→ GIVEN TASK
Pick out every line that holds the string "JSON" and copy it.

Stored data

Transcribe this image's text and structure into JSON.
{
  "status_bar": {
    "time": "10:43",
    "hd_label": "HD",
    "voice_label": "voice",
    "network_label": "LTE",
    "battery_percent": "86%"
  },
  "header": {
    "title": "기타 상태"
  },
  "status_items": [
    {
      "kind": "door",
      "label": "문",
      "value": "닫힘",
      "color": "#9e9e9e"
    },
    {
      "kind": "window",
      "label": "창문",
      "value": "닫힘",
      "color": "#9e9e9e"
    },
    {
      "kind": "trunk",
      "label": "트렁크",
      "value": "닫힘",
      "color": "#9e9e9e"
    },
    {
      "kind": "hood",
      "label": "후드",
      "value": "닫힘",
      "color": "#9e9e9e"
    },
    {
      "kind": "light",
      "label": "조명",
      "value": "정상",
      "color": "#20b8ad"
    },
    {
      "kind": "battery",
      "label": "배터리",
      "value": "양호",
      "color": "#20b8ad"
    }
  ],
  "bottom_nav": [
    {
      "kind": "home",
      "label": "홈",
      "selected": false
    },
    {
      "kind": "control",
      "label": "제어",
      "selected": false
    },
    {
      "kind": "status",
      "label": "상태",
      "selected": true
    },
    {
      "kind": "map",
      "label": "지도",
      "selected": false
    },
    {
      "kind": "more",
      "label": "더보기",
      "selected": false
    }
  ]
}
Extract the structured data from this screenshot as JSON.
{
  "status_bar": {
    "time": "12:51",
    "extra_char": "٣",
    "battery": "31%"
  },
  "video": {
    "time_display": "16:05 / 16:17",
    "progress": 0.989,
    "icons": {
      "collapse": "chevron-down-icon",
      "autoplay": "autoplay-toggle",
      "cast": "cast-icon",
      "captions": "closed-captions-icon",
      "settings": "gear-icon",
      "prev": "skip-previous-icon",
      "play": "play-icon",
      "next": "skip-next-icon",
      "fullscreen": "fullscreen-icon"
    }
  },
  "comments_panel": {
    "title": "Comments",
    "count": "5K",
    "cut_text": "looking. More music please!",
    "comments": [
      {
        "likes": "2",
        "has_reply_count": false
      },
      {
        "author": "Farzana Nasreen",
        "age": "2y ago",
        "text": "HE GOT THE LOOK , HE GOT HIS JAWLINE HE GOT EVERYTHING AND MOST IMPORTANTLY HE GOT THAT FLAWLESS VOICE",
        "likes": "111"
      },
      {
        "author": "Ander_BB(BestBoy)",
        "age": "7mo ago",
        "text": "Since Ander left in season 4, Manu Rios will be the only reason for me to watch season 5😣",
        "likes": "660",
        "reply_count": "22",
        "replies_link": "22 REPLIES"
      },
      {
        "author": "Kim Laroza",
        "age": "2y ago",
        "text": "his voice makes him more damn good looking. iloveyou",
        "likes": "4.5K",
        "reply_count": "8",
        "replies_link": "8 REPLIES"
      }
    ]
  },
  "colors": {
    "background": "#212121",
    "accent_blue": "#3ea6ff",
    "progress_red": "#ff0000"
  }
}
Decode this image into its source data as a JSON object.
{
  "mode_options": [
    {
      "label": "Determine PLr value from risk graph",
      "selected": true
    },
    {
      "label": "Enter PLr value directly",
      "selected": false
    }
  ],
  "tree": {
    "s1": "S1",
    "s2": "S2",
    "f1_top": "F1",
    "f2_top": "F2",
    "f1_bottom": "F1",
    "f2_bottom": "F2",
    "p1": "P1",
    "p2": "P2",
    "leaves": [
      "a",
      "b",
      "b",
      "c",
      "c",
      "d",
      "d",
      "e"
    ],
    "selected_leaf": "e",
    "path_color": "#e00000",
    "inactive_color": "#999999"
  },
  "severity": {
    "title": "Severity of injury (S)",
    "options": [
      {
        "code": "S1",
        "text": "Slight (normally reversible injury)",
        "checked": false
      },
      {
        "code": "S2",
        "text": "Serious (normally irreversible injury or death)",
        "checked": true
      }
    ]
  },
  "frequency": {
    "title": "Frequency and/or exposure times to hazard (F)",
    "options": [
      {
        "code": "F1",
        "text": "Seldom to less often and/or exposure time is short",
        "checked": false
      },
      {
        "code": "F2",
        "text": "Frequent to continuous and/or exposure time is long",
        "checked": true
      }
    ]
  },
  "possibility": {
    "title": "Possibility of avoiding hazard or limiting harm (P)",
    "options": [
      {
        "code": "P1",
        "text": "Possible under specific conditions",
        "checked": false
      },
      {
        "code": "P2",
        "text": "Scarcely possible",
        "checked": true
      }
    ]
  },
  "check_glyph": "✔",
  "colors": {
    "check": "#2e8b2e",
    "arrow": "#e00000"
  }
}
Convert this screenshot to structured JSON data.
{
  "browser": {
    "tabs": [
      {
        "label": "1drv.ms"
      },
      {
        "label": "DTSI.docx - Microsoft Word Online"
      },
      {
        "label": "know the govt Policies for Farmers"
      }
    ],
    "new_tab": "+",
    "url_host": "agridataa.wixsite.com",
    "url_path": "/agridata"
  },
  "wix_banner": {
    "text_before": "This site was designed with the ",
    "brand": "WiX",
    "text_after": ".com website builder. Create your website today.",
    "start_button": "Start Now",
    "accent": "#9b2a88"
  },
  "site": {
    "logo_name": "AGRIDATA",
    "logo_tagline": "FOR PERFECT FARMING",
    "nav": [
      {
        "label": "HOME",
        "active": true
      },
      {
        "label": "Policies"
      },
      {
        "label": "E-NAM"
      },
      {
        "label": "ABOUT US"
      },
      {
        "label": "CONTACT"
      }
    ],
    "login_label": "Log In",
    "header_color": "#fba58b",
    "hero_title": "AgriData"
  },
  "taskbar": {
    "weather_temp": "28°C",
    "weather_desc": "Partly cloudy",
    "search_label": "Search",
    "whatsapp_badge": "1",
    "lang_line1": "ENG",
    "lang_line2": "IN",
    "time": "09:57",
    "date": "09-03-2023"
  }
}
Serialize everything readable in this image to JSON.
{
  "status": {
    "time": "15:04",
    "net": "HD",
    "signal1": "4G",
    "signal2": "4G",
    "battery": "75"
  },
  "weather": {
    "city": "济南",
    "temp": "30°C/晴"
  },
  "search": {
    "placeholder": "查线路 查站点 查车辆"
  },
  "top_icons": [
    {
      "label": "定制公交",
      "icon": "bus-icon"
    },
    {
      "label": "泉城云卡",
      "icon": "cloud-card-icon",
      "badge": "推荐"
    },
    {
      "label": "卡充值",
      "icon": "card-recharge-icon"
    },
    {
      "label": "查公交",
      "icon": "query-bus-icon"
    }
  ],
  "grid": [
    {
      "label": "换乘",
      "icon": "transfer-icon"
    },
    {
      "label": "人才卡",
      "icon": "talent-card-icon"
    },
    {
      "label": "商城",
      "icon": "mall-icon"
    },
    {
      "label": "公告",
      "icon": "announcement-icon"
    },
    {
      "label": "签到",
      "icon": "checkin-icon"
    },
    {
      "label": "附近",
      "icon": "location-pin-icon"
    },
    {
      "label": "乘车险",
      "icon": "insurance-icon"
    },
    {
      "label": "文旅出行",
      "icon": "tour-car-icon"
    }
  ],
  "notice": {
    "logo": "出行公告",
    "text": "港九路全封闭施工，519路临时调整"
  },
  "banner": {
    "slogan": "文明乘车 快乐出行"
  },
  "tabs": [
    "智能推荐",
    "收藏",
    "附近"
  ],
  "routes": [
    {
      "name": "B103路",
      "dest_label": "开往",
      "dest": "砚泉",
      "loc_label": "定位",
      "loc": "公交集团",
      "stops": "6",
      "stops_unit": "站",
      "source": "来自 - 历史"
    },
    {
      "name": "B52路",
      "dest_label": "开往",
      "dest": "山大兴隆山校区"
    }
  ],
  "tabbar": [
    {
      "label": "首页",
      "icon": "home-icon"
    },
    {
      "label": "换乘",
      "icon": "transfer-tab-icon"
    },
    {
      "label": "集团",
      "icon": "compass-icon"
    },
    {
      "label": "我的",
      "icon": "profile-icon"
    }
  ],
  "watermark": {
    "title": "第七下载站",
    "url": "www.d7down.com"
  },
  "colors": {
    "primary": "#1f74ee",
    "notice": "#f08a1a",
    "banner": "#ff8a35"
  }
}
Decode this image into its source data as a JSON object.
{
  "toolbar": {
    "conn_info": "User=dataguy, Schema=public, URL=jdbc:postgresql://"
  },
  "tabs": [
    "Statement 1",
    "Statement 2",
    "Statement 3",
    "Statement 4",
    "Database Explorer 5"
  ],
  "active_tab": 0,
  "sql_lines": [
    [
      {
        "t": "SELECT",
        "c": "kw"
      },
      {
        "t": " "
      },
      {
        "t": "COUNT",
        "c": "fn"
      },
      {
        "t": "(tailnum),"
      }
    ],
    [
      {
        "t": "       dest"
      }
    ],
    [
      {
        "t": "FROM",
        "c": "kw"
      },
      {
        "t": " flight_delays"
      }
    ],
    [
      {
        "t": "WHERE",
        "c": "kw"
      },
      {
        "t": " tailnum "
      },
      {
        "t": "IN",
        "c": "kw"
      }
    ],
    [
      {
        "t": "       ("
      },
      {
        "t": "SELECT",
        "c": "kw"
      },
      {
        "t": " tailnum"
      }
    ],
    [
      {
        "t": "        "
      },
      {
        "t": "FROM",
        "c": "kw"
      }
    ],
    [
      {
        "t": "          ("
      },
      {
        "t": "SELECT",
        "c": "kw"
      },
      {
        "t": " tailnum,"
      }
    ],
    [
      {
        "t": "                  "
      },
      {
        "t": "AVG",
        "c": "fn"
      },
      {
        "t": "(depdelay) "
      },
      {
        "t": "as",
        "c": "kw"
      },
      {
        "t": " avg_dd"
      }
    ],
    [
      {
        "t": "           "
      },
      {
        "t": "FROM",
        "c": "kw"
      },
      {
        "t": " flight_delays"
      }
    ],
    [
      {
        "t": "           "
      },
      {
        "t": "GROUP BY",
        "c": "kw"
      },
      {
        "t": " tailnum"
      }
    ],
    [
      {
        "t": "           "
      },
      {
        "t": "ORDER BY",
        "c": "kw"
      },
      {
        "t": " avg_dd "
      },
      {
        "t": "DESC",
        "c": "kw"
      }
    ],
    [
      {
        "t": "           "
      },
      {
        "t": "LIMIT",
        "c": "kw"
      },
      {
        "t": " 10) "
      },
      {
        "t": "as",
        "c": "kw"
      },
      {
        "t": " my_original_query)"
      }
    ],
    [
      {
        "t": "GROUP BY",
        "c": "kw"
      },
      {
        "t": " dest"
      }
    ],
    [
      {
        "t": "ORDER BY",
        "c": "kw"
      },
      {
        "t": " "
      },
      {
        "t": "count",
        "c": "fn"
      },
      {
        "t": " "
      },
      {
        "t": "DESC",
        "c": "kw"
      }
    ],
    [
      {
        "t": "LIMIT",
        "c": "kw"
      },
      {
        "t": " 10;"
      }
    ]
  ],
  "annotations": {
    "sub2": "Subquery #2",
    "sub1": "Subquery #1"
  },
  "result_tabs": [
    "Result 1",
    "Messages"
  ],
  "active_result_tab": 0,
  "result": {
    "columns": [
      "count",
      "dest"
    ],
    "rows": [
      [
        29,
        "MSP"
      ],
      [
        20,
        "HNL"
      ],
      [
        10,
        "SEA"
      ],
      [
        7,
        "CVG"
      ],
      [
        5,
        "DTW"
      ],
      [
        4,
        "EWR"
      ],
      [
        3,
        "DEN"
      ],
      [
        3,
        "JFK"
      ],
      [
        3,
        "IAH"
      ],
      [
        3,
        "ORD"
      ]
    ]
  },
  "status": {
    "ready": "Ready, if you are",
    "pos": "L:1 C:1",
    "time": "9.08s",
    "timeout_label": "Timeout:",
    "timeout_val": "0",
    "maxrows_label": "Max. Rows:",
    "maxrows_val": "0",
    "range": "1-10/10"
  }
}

→ COMPLETED TASK
Transcribe this image's text and structure into JSON.
Extract the structured data from this screenshot as JSON.
Decode this image into its source data as a JSON object.
Convert this screenshot to structured JSON data.
Serialize everything readable in this image to JSON.
Decode this image into its source data as a JSON object.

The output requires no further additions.